**WRITTEN INSTRUCTION**
Show all lines holding "организацию".

::::::::::

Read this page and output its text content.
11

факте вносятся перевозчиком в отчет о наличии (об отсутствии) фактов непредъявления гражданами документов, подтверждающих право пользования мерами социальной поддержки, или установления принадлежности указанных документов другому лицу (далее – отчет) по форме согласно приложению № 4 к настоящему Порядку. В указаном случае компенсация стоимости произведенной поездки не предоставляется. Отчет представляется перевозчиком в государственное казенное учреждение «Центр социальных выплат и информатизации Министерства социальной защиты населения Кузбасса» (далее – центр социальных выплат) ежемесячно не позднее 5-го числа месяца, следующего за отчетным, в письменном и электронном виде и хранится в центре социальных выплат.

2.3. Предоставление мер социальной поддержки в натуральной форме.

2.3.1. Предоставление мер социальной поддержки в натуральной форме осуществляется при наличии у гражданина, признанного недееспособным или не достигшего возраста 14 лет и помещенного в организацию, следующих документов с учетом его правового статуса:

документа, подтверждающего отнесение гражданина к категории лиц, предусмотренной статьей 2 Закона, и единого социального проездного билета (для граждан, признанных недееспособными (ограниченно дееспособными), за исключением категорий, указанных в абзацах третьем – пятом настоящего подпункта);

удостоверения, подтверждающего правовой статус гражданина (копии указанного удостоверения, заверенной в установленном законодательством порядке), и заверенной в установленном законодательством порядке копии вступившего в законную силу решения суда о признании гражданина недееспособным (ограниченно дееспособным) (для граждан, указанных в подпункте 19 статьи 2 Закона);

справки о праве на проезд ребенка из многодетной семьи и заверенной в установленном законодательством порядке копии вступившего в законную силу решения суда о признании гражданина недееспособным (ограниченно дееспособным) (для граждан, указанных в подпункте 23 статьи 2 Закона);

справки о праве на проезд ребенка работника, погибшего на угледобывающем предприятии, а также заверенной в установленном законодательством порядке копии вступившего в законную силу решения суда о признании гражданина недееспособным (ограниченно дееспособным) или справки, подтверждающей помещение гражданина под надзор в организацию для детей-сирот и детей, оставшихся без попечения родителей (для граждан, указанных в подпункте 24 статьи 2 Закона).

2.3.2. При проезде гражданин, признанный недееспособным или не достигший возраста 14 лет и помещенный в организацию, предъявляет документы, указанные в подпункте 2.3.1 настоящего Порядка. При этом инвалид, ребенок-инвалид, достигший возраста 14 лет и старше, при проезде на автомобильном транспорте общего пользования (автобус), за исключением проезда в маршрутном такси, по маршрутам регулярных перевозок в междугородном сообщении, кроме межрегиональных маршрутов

::::::::::

**WRITTEN REPLY**
2.3.1. Предоставление мер социальной поддержки в натуральной форме осуществляется при наличии у гражданина, признанного недееспособным или не достигшего возраста 14 лет и помещенного в организацию, следующих документов с учетом его правового статуса:
справки о праве на проезд ребенка работника, погибшего на угледобывающем предприятии, а также заверенной в установленном законодательством порядке копии вступившего в законную силу решения суда о признании гражданина недееспособным (ограниченно дееспособным) или справки, подтверждающей помещение гражданина под надзор в организацию для детей-сирот и детей, оставшихся без попечения родителей (для граждан, указанных в подпункте 24 статьи 2 Закона).
2.3.2. При проезде гражданин, признанный недееспособным или не достигший возраста 14 лет и помещенный в организацию, предъявляет документы, указанные в подпункте 2.3.1 настоящего Порядка. При этом инвалид, ребенок-инвалид, достигший возраста 14 лет и старше, при проезде на автомобильном транспорте общего пользования (автобус), за исключением проезда в маршрутном такси, по маршрутам регулярных перевозок в междугородном сообщении, кроме межрегиональных маршрутов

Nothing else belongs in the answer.